#### WHAT THE TASK ASKS
Identify the lines bearing the string "AMERICA" and gather them.

-*-*-

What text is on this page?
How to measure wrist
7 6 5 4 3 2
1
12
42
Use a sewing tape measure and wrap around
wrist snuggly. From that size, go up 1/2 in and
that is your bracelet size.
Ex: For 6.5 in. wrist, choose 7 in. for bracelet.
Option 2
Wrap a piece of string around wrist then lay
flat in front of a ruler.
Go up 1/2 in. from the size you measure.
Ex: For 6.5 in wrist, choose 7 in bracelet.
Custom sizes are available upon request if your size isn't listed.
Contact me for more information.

-*-*-

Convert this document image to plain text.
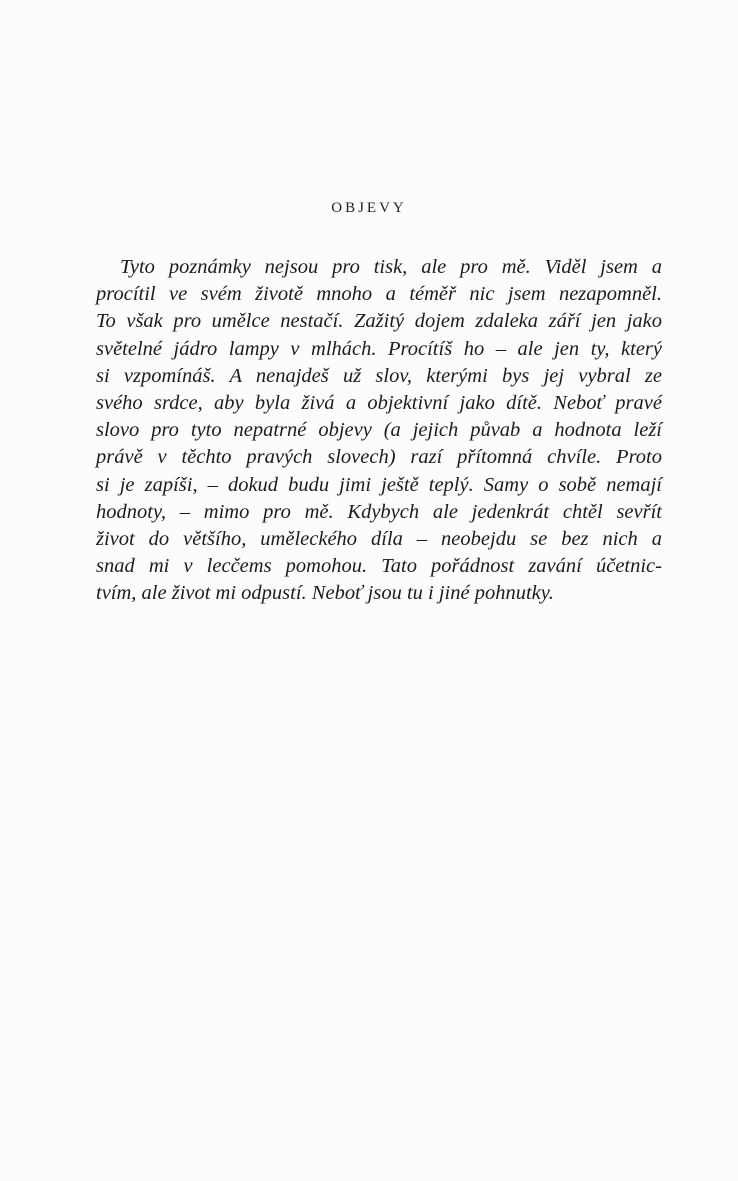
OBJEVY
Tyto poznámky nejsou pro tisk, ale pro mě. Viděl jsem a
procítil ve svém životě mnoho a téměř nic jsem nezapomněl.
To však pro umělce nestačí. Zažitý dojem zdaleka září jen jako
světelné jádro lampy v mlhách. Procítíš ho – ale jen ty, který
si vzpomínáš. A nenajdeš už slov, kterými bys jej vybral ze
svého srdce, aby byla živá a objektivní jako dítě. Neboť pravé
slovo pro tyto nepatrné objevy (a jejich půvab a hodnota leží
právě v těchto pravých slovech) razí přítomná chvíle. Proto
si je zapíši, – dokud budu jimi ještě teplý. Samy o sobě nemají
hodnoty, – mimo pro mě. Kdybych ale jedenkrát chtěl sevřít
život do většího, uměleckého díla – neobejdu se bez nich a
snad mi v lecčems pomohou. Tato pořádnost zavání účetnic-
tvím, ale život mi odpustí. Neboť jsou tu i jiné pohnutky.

-*-*-

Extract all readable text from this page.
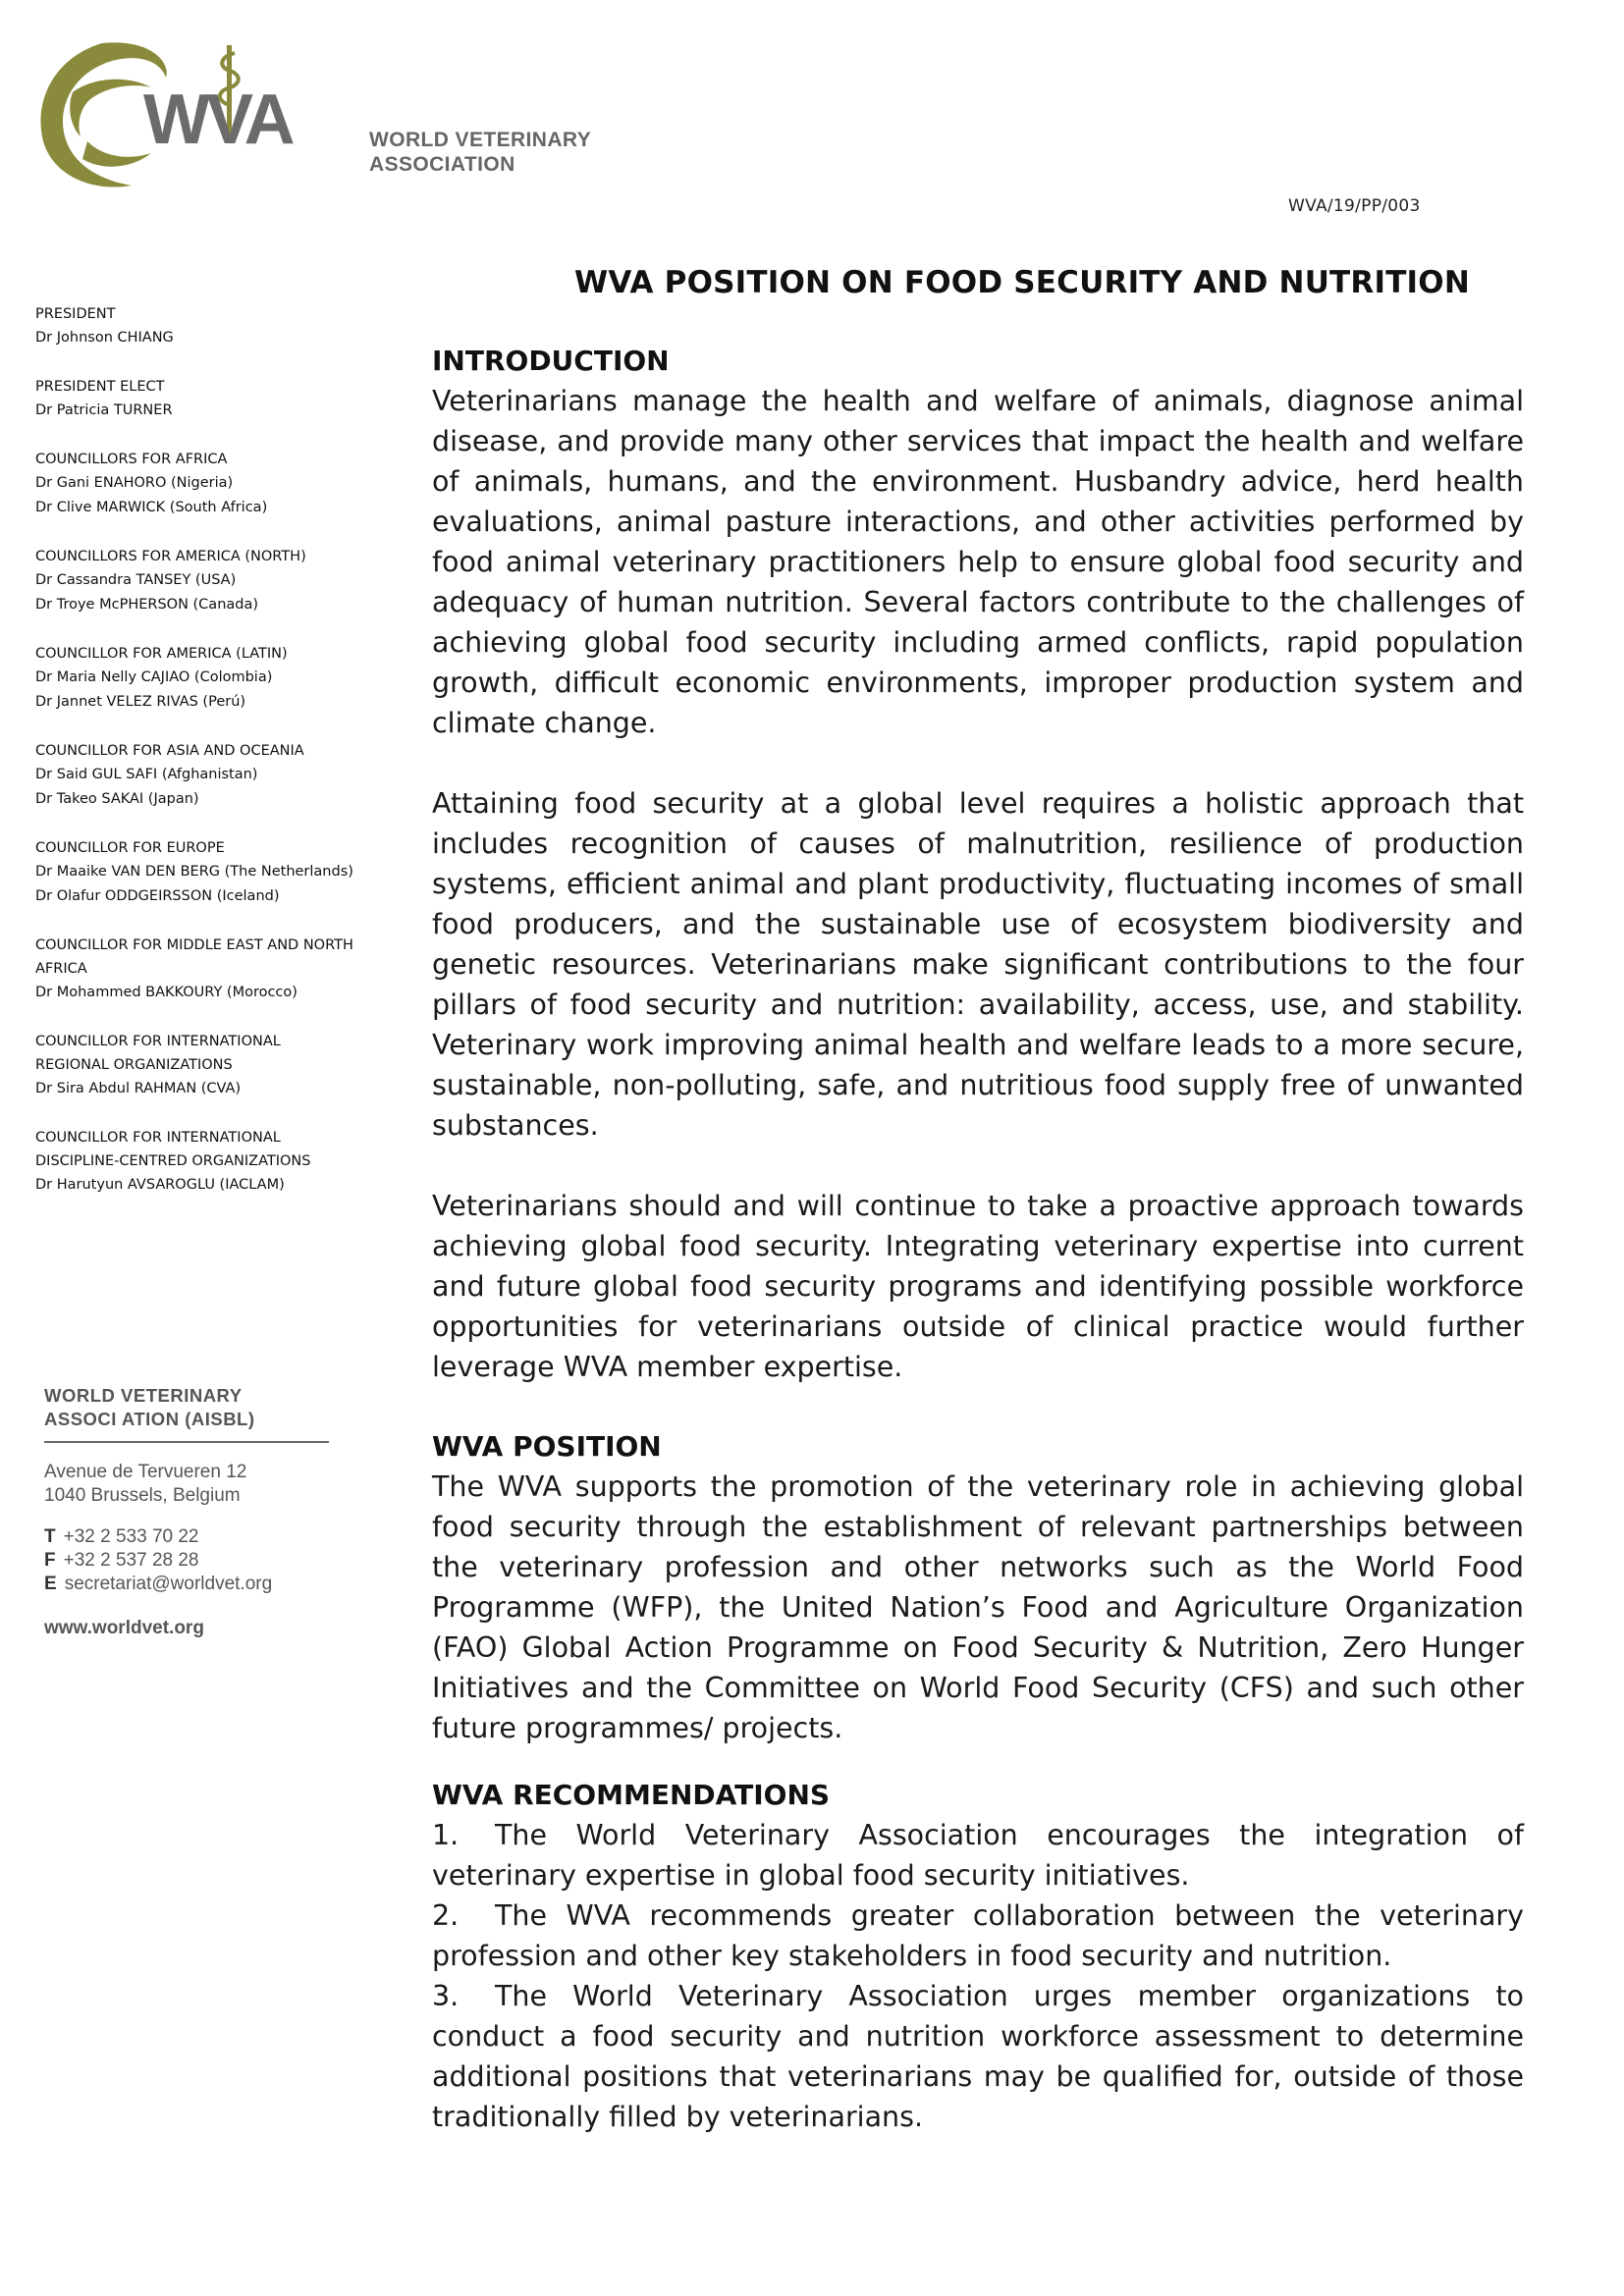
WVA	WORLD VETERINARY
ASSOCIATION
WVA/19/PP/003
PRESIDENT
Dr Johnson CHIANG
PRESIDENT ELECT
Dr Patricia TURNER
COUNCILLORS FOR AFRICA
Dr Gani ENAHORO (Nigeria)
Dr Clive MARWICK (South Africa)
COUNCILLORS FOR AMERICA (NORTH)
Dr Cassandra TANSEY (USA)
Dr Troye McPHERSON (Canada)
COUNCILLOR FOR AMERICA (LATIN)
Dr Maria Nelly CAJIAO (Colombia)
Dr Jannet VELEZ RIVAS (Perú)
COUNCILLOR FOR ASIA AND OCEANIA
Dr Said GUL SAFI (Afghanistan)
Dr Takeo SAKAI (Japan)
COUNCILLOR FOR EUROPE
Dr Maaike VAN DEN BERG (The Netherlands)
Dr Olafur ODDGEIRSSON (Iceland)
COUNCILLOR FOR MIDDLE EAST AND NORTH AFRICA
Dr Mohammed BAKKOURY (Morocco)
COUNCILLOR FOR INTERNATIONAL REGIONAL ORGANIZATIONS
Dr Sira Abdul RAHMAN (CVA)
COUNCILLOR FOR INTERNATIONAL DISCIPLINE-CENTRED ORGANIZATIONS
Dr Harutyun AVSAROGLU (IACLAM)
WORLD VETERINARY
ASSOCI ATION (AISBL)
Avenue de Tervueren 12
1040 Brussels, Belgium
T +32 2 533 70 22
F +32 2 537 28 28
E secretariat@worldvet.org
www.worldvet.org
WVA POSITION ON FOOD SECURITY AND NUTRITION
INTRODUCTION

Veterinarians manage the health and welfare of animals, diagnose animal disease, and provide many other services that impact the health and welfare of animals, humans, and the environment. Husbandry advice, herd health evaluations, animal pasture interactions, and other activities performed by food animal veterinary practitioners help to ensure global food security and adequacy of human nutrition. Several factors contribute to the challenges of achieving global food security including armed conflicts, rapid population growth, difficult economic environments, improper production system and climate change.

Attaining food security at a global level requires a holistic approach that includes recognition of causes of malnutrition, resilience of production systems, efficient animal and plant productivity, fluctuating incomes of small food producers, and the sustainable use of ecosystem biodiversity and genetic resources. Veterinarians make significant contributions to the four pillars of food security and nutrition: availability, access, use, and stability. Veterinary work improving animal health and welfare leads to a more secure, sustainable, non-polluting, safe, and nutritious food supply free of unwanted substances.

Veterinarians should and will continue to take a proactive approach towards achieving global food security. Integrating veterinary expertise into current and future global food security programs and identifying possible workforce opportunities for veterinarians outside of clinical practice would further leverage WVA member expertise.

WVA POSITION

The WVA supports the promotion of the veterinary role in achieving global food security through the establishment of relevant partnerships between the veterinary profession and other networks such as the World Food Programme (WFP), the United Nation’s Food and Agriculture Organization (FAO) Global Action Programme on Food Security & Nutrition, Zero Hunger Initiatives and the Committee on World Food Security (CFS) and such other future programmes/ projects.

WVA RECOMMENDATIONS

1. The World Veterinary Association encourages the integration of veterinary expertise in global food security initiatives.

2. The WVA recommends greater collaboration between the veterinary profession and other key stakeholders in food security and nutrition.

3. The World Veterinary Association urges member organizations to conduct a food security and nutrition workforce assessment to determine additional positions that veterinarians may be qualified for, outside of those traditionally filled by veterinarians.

-*-*-

#### CORRECT RESPONSE
COUNCILLORS FOR AMERICA (NORTH)
COUNCILLOR FOR AMERICA (LATIN)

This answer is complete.